**Objective:**
Output exactly the lines from the line with "Extract all readable text from this page." through the end of the records below. Include nothing else.

## Begin Raw records

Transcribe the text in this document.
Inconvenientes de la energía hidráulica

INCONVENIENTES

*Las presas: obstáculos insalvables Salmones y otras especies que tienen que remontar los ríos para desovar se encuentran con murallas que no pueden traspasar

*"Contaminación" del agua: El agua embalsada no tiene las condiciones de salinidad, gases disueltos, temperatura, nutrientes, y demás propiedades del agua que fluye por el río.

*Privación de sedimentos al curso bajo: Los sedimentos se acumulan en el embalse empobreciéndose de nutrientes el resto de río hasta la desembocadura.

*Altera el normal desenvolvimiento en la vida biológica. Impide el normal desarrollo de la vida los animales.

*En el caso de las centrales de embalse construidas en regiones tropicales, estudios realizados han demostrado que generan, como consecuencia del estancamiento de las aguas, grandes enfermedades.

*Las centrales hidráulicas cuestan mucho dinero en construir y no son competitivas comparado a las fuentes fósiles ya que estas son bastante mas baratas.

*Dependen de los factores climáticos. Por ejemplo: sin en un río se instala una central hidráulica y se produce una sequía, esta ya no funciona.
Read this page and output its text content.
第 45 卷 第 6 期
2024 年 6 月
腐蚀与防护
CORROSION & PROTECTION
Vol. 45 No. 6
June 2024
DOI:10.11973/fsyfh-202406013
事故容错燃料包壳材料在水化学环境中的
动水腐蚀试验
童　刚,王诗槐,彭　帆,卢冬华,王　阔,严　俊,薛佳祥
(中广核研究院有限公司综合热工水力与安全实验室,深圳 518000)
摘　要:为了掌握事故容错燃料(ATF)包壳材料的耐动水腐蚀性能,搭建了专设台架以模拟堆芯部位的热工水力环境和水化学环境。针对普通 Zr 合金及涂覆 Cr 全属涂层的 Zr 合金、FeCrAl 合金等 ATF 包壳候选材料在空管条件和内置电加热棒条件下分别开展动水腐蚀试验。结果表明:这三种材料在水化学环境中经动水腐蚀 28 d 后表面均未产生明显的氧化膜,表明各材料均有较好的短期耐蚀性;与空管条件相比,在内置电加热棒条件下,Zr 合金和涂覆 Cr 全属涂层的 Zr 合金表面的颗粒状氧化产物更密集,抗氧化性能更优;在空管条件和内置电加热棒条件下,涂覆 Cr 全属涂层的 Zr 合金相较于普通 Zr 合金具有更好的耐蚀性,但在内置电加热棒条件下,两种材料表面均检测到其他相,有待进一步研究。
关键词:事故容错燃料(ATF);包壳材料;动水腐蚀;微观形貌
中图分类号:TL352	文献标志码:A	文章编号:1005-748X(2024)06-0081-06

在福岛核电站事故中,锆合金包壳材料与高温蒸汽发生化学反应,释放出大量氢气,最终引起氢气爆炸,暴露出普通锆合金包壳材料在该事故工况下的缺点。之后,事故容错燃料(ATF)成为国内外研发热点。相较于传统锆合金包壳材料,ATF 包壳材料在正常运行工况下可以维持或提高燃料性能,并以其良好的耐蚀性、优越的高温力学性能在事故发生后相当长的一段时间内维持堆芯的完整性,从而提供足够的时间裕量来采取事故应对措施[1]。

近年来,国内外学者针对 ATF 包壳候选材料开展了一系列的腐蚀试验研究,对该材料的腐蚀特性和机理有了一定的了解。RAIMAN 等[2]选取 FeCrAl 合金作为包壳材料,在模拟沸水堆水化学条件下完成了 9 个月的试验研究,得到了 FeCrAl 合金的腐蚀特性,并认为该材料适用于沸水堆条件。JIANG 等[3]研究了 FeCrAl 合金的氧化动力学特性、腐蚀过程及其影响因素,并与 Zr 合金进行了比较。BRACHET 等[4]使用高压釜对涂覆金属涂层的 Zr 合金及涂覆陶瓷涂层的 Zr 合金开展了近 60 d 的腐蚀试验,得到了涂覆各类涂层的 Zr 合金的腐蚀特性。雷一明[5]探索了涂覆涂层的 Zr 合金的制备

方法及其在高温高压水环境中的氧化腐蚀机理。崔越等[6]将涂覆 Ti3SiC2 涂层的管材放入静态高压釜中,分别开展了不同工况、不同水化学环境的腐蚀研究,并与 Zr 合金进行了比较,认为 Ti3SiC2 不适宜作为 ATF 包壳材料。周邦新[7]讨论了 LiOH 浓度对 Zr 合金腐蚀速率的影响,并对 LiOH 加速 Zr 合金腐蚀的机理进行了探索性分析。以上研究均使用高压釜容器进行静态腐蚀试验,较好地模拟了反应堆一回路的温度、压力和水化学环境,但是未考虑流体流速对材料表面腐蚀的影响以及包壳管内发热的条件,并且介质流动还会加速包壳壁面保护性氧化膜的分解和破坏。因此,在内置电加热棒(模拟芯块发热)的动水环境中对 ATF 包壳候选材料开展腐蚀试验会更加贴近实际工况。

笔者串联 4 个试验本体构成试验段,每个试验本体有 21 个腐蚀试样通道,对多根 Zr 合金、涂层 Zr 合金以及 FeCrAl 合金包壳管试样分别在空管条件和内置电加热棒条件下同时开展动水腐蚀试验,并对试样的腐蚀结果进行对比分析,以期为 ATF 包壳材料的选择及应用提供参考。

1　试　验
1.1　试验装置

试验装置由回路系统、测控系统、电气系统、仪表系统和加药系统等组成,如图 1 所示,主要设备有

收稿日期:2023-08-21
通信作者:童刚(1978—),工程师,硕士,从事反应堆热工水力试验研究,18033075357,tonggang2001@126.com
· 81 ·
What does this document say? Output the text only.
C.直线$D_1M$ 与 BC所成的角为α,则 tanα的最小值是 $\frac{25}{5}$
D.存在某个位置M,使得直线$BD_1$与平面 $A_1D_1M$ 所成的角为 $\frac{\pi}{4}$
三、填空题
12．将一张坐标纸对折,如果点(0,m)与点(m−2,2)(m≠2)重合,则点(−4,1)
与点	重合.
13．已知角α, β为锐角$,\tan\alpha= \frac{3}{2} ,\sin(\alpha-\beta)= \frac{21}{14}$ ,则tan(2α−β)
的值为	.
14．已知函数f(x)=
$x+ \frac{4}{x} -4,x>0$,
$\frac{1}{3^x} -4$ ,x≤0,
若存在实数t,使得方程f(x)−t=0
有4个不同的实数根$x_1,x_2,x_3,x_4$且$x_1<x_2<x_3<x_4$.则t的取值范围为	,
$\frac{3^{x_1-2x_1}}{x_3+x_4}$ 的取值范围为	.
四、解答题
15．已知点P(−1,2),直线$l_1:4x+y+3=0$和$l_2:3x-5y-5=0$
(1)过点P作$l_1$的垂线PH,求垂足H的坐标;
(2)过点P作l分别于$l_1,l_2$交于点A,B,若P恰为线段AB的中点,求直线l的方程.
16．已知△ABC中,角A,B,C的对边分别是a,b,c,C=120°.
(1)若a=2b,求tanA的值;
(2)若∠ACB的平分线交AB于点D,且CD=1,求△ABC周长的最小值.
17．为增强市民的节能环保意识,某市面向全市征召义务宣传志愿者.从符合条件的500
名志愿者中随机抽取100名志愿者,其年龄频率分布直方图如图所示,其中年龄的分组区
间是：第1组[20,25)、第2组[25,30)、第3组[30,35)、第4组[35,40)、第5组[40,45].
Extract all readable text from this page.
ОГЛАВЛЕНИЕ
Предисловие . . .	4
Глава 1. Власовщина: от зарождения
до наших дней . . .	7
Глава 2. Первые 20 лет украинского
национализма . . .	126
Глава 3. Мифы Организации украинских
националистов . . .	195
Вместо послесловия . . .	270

## End Raw records

**Response:**
Extract all readable text from this page.
ОГЛАВЛЕНИЕ
Предисловие . . .	4
Глава 1. Власовщина: от зарождения
до наших дней . . .	7
Глава 2. Первые 20 лет украинского
национализма . . .	126
Глава 3. Мифы Организации украинских
националистов . . .	195
Вместо послесловия . . .	270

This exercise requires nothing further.